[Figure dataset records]

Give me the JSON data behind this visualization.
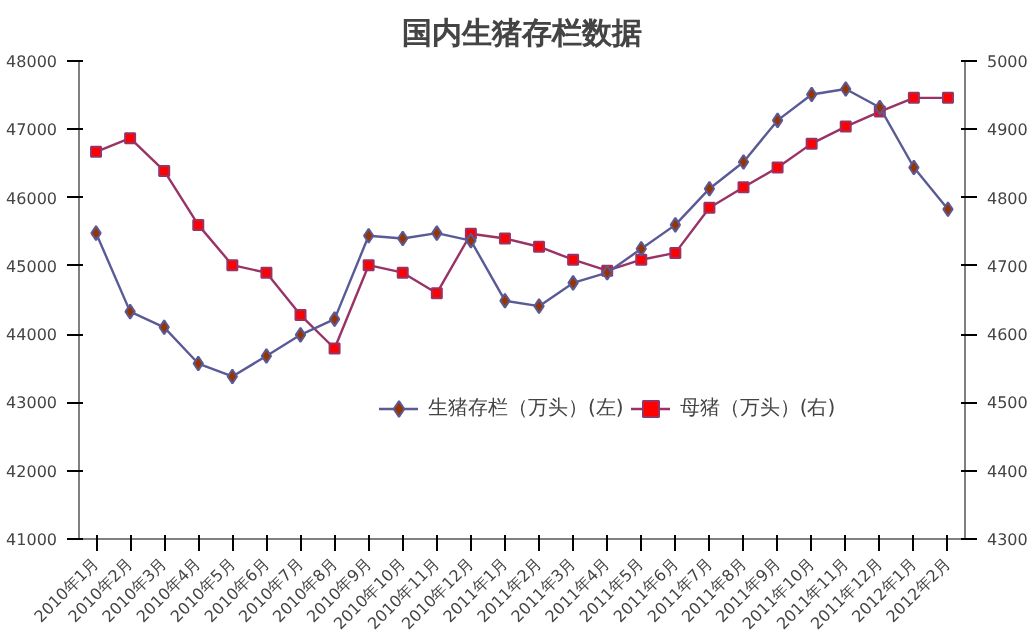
{
  "chart_data": {
    "type": "line",
    "title": "国内生猪存栏数据",
    "categories": [
      "2010年1月",
      "2010年2月",
      "2010年3月",
      "2010年4月",
      "2010年5月",
      "2010年6月",
      "2010年7月",
      "2010年8月",
      "2010年9月",
      "2010年10月",
      "2010年11月",
      "2010年12月",
      "2011年1月",
      "2011年2月",
      "2011年3月",
      "2011年4月",
      "2011年5月",
      "2011年6月",
      "2011年7月",
      "2011年8月",
      "2011年9月",
      "2011年10月",
      "2011年11月",
      "2011年12月",
      "2012年1月",
      "2012年2月"
    ],
    "series": [
      {
        "name": "生猪存栏（万头）(左)",
        "color": "#5a5a96",
        "marker": "diamond",
        "values": [
          45480,
          44330,
          44100,
          43570,
          43380,
          43680,
          43990,
          44220,
          45440,
          45400,
          45480,
          45370,
          44490,
          44410,
          44750,
          44900,
          45250,
          45600,
          46130,
          46520,
          47130,
          47510,
          47590,
          47320,
          46440,
          45830
        ]
      },
      {
        "name": "母猪（万头）(右)",
        "color": "#993366",
        "marker": "square",
        "axis": "y2",
        "values": [
          4867,
          4887,
          4839,
          4760,
          4701,
          4690,
          4628,
          4579,
          4701,
          4690,
          4660,
          4747,
          4740,
          4728,
          4709,
          4693,
          4709,
          4719,
          4785,
          4815,
          4844,
          4879,
          4904,
          4926,
          4946,
          4946
        ]
      }
    ],
    "ylim": [
      41000,
      48000
    ],
    "yticks": [
      41000,
      42000,
      43000,
      44000,
      45000,
      46000,
      47000,
      48000
    ],
    "y2lim": [
      4300,
      5000
    ],
    "y2ticks": [
      4300,
      4400,
      4500,
      4600,
      4700,
      4800,
      4900,
      5000
    ],
    "grid": false,
    "legend": "bottom",
    "line_style": "solid"
  }
}
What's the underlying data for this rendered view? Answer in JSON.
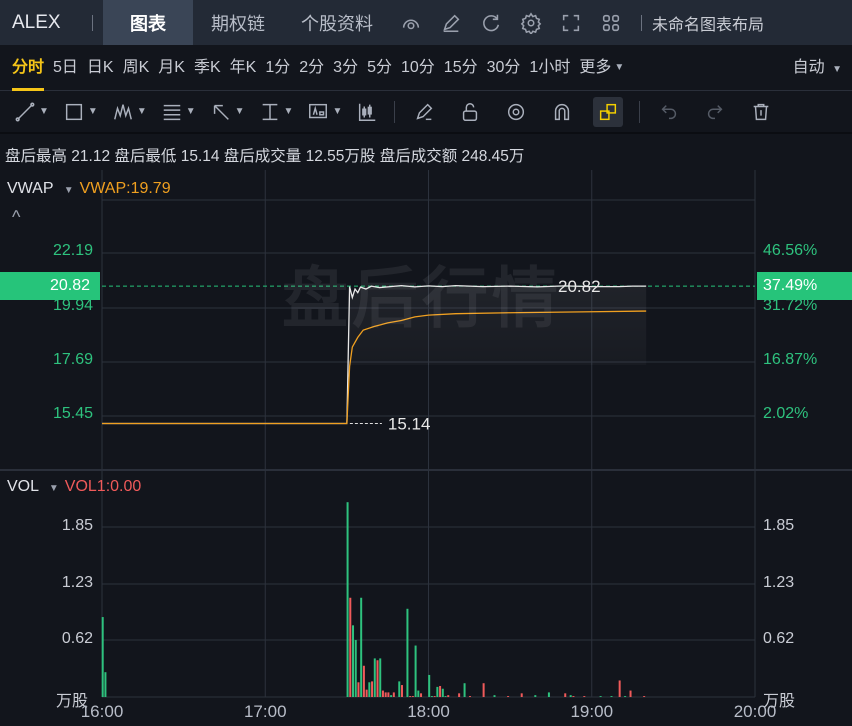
{
  "header": {
    "ticker": "ALEX",
    "tabs": [
      "图表",
      "期权链",
      "个股资料"
    ],
    "active_tab": "图表",
    "layout_name": "未命名图表布局",
    "icons": [
      "gauge-icon",
      "edit-icon",
      "refresh-icon",
      "settings-icon",
      "fullscreen-icon",
      "grid-layout-icon"
    ]
  },
  "periods": {
    "items": [
      "分时",
      "5日",
      "日K",
      "周K",
      "月K",
      "季K",
      "年K",
      "1分",
      "2分",
      "3分",
      "5分",
      "10分",
      "15分",
      "30分",
      "1小时",
      "更多"
    ],
    "active": "分时",
    "scale_mode": "自动"
  },
  "toolbar": {
    "tools": [
      "line-tool-icon",
      "rectangle-tool-icon",
      "pattern-tool-icon",
      "fibonacci-tool-icon",
      "arrow-tool-icon",
      "measure-tool-icon",
      "text-tool-icon",
      "candle-tool-icon",
      "pencil-icon",
      "unlock-icon",
      "eye-icon",
      "magnet-icon",
      "link-icon",
      "undo-icon",
      "redo-icon",
      "trash-icon"
    ]
  },
  "info": {
    "text": "盘后最高 21.12 盘后最低 15.14 盘后成交量 12.55万股 盘后成交额 248.45万"
  },
  "price_pane": {
    "indicator": "VWAP",
    "indicator_value": "VWAP:19.79",
    "watermark": "盘后行情",
    "collapse_icon": "chevron-up-icon"
  },
  "volume_pane": {
    "indicator": "VOL",
    "indicator_value": "VOL1:0.00",
    "unit": "万股"
  },
  "colors": {
    "up": "#f05a5a",
    "down": "#2ec27e",
    "vwap": "#f0a020",
    "price": "#e8e8e8",
    "accent": "#f5c518"
  },
  "chart_data": [
    {
      "type": "line",
      "x_range": [
        "16:00",
        "20:00"
      ],
      "y_range": [
        14.5,
        23.3
      ],
      "left_ticks": [
        "22.19",
        "19.94",
        "17.69",
        "15.45"
      ],
      "right_ticks": [
        "46.56%",
        "31.72%",
        "16.87%",
        "2.02%"
      ],
      "current_price": "20.82",
      "current_pct": "37.49%",
      "low_label": "15.14",
      "last_label": "20.82",
      "x_ticks": [
        "16:00",
        "17:00",
        "18:00",
        "19:00",
        "20:00"
      ],
      "series": [
        {
          "name": "price",
          "points": [
            [
              "16:00",
              15.14
            ],
            [
              "17:30",
              15.14
            ],
            [
              "17:31",
              20.8
            ],
            [
              "17:32",
              20.35
            ],
            [
              "17:33",
              20.7
            ],
            [
              "17:34",
              20.55
            ],
            [
              "17:35",
              20.78
            ],
            [
              "17:37",
              20.7
            ],
            [
              "17:39",
              20.82
            ],
            [
              "17:42",
              20.76
            ],
            [
              "17:46",
              20.8
            ],
            [
              "17:50",
              20.84
            ],
            [
              "17:55",
              20.79
            ],
            [
              "18:00",
              20.83
            ],
            [
              "18:05",
              20.8
            ],
            [
              "18:10",
              20.84
            ],
            [
              "18:20",
              20.8
            ],
            [
              "18:30",
              20.82
            ],
            [
              "18:40",
              20.79
            ],
            [
              "18:50",
              20.83
            ],
            [
              "19:00",
              20.8
            ],
            [
              "19:10",
              20.8
            ],
            [
              "19:15",
              20.82
            ],
            [
              "19:20",
              20.82
            ]
          ]
        },
        {
          "name": "VWAP",
          "points": [
            [
              "16:00",
              15.14
            ],
            [
              "17:30",
              15.14
            ],
            [
              "17:31",
              17.5
            ],
            [
              "17:32",
              18.3
            ],
            [
              "17:34",
              18.7
            ],
            [
              "17:36",
              19.0
            ],
            [
              "17:40",
              19.15
            ],
            [
              "17:45",
              19.3
            ],
            [
              "17:50",
              19.4
            ],
            [
              "17:55",
              19.55
            ],
            [
              "18:00",
              19.62
            ],
            [
              "18:10",
              19.68
            ],
            [
              "18:30",
              19.72
            ],
            [
              "19:00",
              19.76
            ],
            [
              "19:20",
              19.79
            ]
          ]
        }
      ]
    },
    {
      "type": "bar",
      "y_range": [
        0,
        1.85
      ],
      "ticks": [
        "1.85",
        "1.23",
        "0.62"
      ],
      "unit": "万股",
      "bars": [
        [
          "16:00",
          0.87,
          "down"
        ],
        [
          "16:01",
          0.27,
          "down"
        ],
        [
          "17:30",
          2.12,
          "down"
        ],
        [
          "17:31",
          1.08,
          "up"
        ],
        [
          "17:32",
          0.78,
          "down"
        ],
        [
          "17:33",
          0.62,
          "down"
        ],
        [
          "17:34",
          0.16,
          "up"
        ],
        [
          "17:35",
          1.08,
          "down"
        ],
        [
          "17:36",
          0.34,
          "up"
        ],
        [
          "17:37",
          0.08,
          "up"
        ],
        [
          "17:38",
          0.16,
          "down"
        ],
        [
          "17:39",
          0.17,
          "up"
        ],
        [
          "17:40",
          0.42,
          "down"
        ],
        [
          "17:41",
          0.4,
          "up"
        ],
        [
          "17:42",
          0.42,
          "down"
        ],
        [
          "17:43",
          0.07,
          "up"
        ],
        [
          "17:44",
          0.05,
          "up"
        ],
        [
          "17:45",
          0.05,
          "up"
        ],
        [
          "17:46",
          0.02,
          "down"
        ],
        [
          "17:47",
          0.05,
          "up"
        ],
        [
          "17:49",
          0.17,
          "down"
        ],
        [
          "17:50",
          0.13,
          "up"
        ],
        [
          "17:52",
          0.96,
          "down"
        ],
        [
          "17:53",
          0.01,
          "up"
        ],
        [
          "17:54",
          0.01,
          "up"
        ],
        [
          "17:55",
          0.56,
          "down"
        ],
        [
          "17:56",
          0.07,
          "down"
        ],
        [
          "17:57",
          0.04,
          "up"
        ],
        [
          "18:00",
          0.24,
          "down"
        ],
        [
          "18:01",
          0.01,
          "down"
        ],
        [
          "18:02",
          0.01,
          "up"
        ],
        [
          "18:03",
          0.11,
          "down"
        ],
        [
          "18:04",
          0.12,
          "up"
        ],
        [
          "18:05",
          0.09,
          "down"
        ],
        [
          "18:06",
          0.01,
          "down"
        ],
        [
          "18:07",
          0.02,
          "up"
        ],
        [
          "18:11",
          0.04,
          "up"
        ],
        [
          "18:13",
          0.15,
          "down"
        ],
        [
          "18:15",
          0.01,
          "up"
        ],
        [
          "18:20",
          0.15,
          "up"
        ],
        [
          "18:24",
          0.02,
          "down"
        ],
        [
          "18:29",
          0.01,
          "up"
        ],
        [
          "18:34",
          0.04,
          "up"
        ],
        [
          "18:39",
          0.02,
          "down"
        ],
        [
          "18:44",
          0.05,
          "down"
        ],
        [
          "18:50",
          0.04,
          "up"
        ],
        [
          "18:52",
          0.02,
          "down"
        ],
        [
          "18:53",
          0.01,
          "up"
        ],
        [
          "18:57",
          0.01,
          "up"
        ],
        [
          "19:03",
          0.01,
          "down"
        ],
        [
          "19:07",
          0.01,
          "down"
        ],
        [
          "19:10",
          0.18,
          "up"
        ],
        [
          "19:12",
          0.01,
          "down"
        ],
        [
          "19:14",
          0.07,
          "up"
        ],
        [
          "19:19",
          0.01,
          "up"
        ]
      ]
    }
  ]
}
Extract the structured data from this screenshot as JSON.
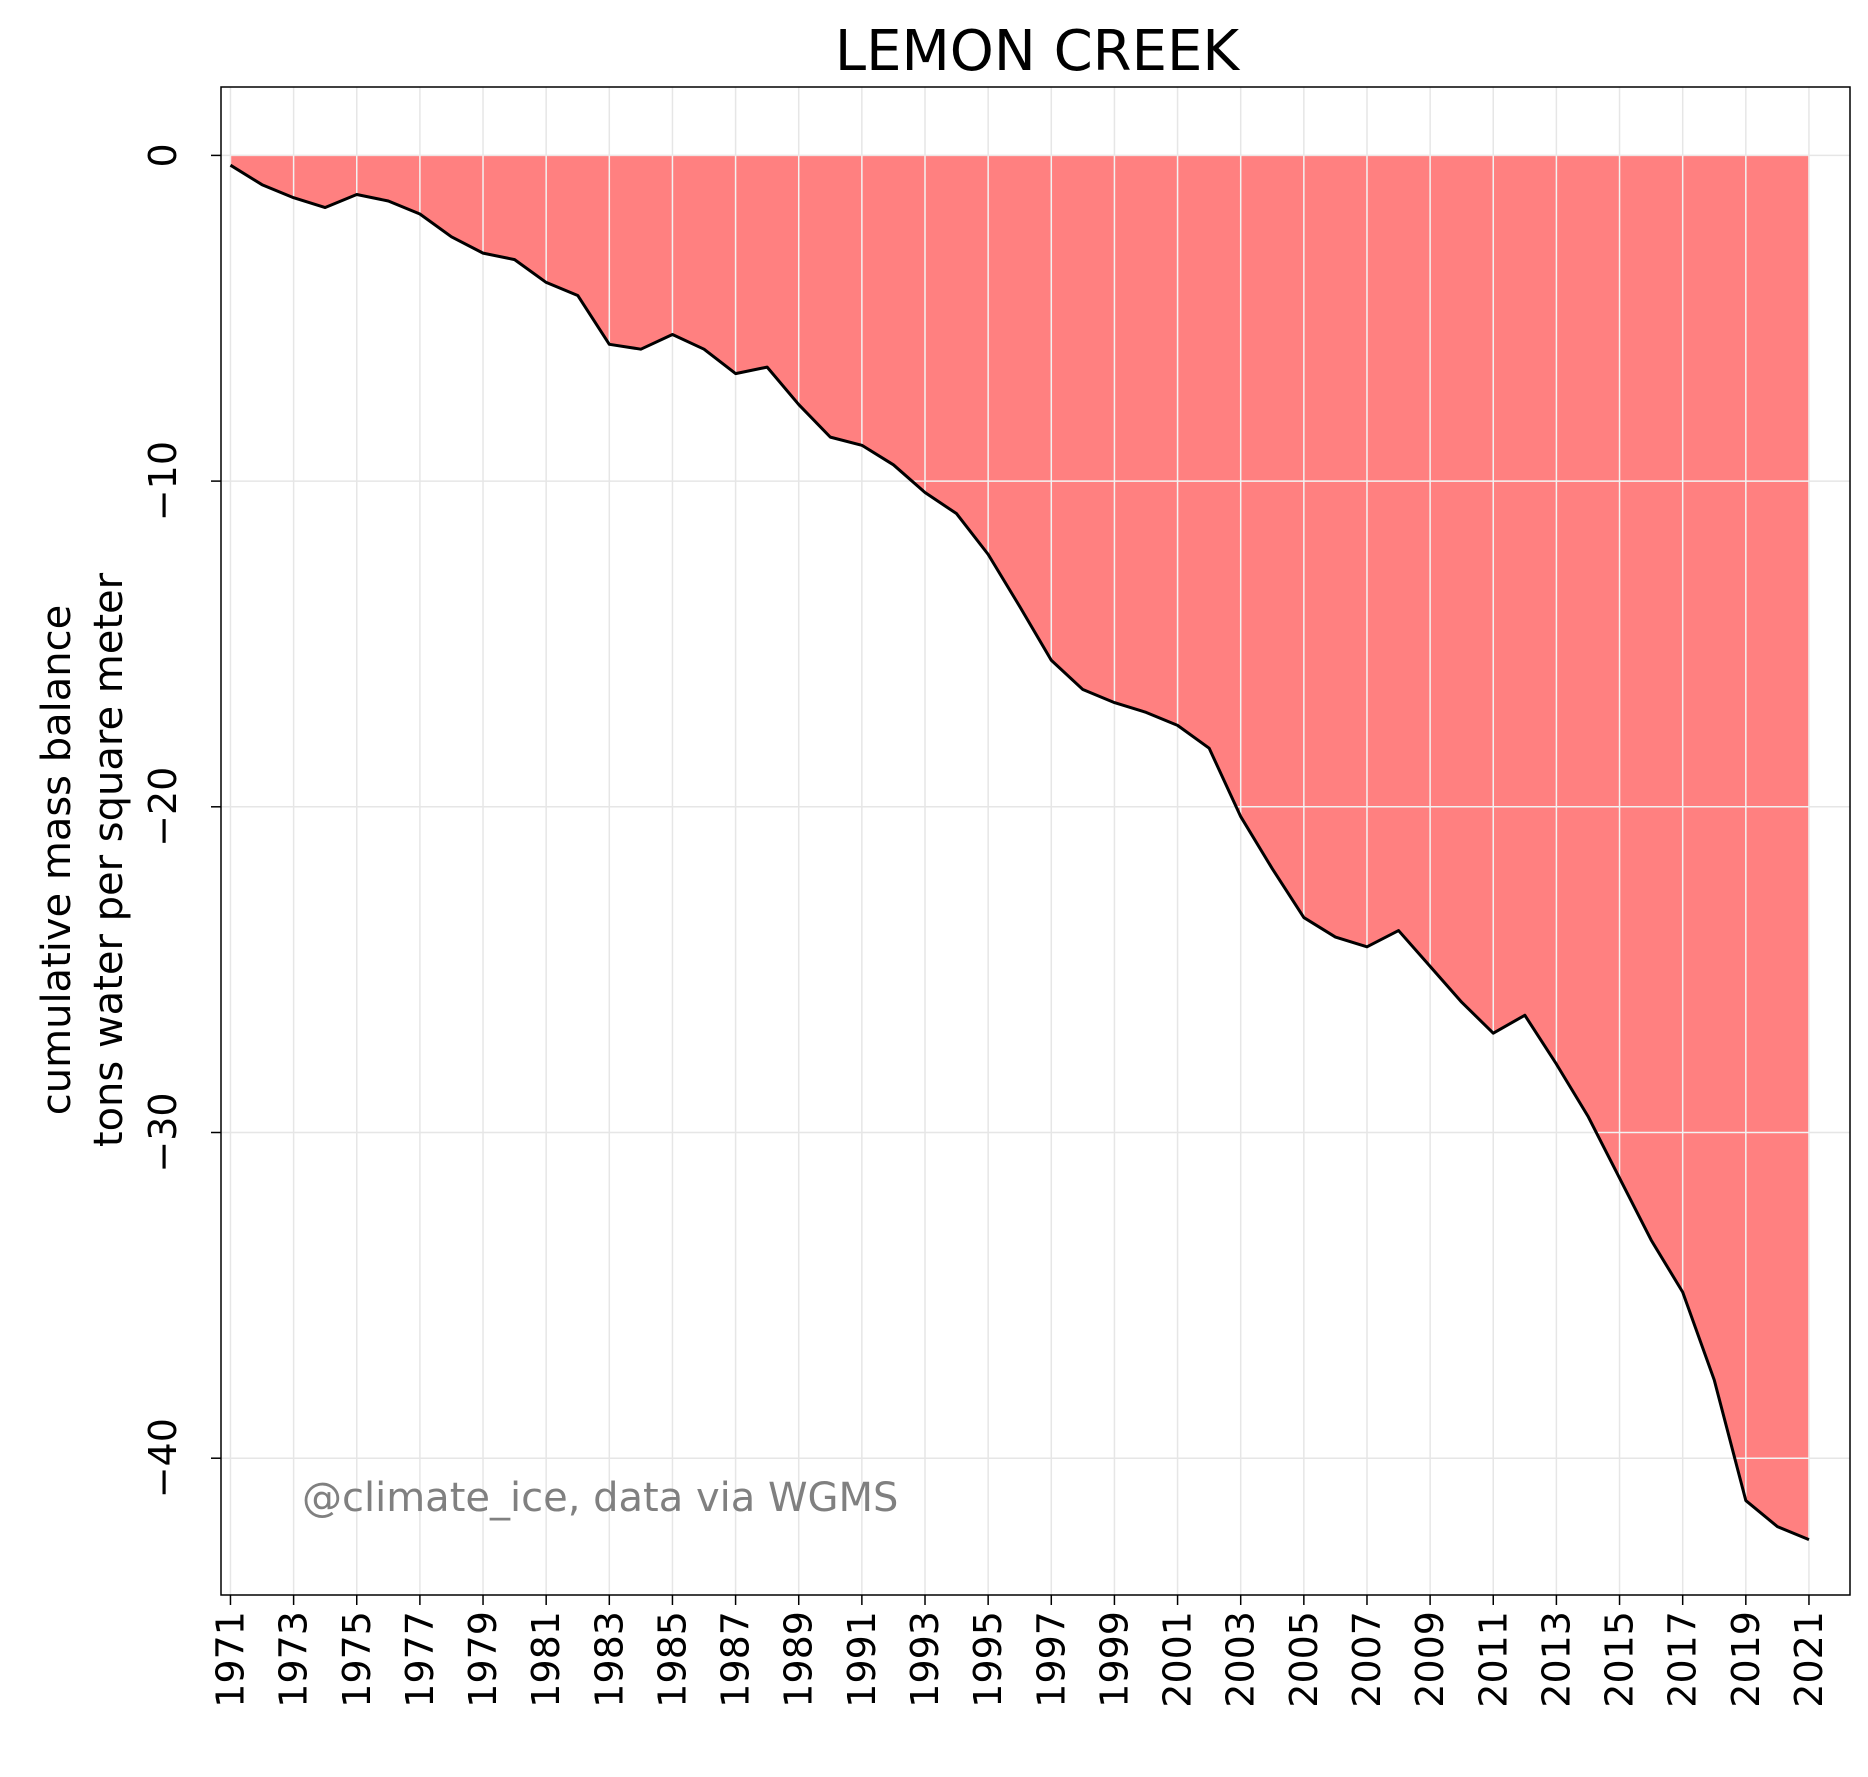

* Set exercise *
Gather up every line from the listing above in which the word "JSON" occurs.

* Task answer *
Give me the JSON data behind this visualization.
What's the underlying data for this rendered view? Answer in JSON.
Extract the structured data from this screenshot as JSON.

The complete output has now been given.